-- Start of Excerpted text --
If You’re Smart – You Won’t Plan on Social Security for Retirement
Posted on July 5, 2018 in Money by Nathan Cherry
Should you be counting on Social Security as part of your retirement plan?
Since Social Security first rolled out, in 1935, millions of Americans have counted on this steady stream of monthly income as part of their retirement plan. Combined with a pension or IRA distribution, Americans have become dependent on Social Security to cover the costs of ever-increasing expenses.
A new report, however, is casting doubt on whether betting on the viability of Social Security is a good bet.
A report released by Social Security’s trustees said that by 2034 both trust funds would be depleted. Additionally, the report stated that Social Security would need to dip into its trust fund this year to fully fund the program. It’s the first time since 1982 that Social Security has had to use trust fund assets.
Social Security is largely funded by the government collecting payroll taxes. These taxes are then used to pay the monthly benefit of millions of retired American workers. As the American workforce grows, and more taxes are collected, Social Security is strengthened. But if the workforce declines, and less taxes are collected, Social Security is threatened.
The most recent jobs report by the Bureau of Labor and Statistics, says that workforce participation is strong. Jobs are being created and unemployment is down. This bodes well for Social Security.
However, tax cuts passed at the end of 2017 have cut into Social Security tax revenues. And though Social Security recipients received a 2% cost of living adjustment for 2018, it is likely that smaller increases will be issued in coming years. Combine these factors with a massive shift towards retirement for Baby Boomers (10,000 people per day for the next 13 years); and it means making Social Security a major part of your retirement planning could be a bad decision.
Let’s clear one thing up now. Even if the Social Security trust funds are depleted, it does not mean Social Security will end. It simply means the level of benefits issued each month will be reduced. As long as a strong American workforce exists, taxes will be paid, and Social Security will continue. The level of benefits, however, will be reduced.
How can you plan for changes to Social Security?
-- End of Excerpted text --
▶ Required actions
A: In the Social Security article, by what year did the trustees' report say both trust funds would be depleted?
B: Carry on the Social Security article, picking up after its last line.
-- Start of Records --
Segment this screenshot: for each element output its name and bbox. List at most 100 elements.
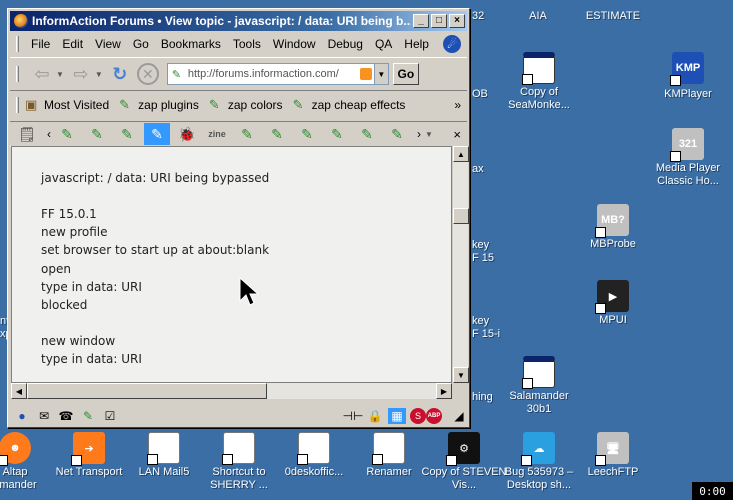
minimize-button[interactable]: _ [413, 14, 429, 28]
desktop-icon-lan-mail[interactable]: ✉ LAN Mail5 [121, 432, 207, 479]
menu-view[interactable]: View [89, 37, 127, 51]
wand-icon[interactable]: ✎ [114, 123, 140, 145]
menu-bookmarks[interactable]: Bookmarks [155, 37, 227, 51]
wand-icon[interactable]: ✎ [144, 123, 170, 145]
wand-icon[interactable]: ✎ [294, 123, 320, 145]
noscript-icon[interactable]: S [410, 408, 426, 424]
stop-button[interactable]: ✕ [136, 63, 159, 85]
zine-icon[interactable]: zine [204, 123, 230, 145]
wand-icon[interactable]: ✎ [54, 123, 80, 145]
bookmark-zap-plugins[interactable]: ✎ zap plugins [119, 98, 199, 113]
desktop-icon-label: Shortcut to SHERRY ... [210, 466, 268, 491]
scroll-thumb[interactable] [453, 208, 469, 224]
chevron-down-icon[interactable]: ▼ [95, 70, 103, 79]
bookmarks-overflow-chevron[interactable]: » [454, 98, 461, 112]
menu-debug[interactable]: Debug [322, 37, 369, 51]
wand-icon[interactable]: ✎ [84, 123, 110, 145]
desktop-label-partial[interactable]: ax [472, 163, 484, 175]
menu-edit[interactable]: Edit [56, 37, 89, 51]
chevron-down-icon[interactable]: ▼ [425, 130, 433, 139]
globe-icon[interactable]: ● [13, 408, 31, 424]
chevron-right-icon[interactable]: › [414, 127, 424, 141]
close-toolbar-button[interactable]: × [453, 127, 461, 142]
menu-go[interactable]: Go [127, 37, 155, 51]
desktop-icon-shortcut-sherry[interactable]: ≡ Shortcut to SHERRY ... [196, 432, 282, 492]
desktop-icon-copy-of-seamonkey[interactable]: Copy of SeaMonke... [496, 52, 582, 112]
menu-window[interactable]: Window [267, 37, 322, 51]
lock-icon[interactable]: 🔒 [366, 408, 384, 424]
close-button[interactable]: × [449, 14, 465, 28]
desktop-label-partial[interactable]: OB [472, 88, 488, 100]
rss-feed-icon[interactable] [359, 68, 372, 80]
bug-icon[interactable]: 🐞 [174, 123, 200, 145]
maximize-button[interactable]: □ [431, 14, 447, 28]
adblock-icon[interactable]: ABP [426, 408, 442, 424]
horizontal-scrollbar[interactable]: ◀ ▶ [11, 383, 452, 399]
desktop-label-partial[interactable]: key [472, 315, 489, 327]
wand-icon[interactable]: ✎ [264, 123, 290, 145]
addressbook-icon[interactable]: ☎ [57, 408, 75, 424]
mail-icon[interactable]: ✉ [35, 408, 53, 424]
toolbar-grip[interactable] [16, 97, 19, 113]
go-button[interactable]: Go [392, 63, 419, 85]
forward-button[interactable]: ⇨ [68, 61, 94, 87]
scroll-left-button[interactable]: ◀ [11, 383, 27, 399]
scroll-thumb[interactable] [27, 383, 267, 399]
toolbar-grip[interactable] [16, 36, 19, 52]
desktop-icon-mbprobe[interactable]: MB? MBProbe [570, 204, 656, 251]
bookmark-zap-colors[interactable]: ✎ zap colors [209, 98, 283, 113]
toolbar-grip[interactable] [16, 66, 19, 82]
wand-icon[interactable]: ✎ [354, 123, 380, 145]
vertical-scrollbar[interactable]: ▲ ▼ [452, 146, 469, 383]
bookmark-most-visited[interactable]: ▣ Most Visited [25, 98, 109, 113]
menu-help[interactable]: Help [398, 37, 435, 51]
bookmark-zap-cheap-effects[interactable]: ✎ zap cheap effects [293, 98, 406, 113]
-- End of Records --
▶ Answer list
A: 2034

B:
When I discuss Social Security with my financial planning clients I always prepare them for the worst-case scenario. If they are not currently receiving Social Security we build in less than their estimated benefit and a .5% cost of living adjustment annually. This is in keeping with reports that say if the Social Security trust funds are depleted, monthly benefits would only be approximately 78% of the estimated benefit.
When planning for a 20-25 year retirement, it is more practical to plan for less income from Social Security and be pleasantly surprised if its more.
Planning for less from Social Security will require saving more. If your estimated benefit is $2,000 per month, but you are planning for $1,500, you will need to save an additional $6,000 per year above and beyond what you are already saving in order to offset the difference.
If you are not in a position to save more, you can also reduce the amount you expect to spend during retirement. Perhaps you expected to spend $4,000 during retirement (assuming you have no mortgage, car payments, or other major debts). You could reduce this amount to $3,500 to offset the reduced Social Security benefit.
How could Social Security change in the future?
There’s no doubt that something has to change. With 10,000 Baby Boomers retiring every day for the next 13 years, our already strained system will get more strained as people begin taking their benefits. Not only will these workers begin taking their benefits, but they will stop contributing to the system through payroll taxes when they retire. This means less money going in, and more money coming out.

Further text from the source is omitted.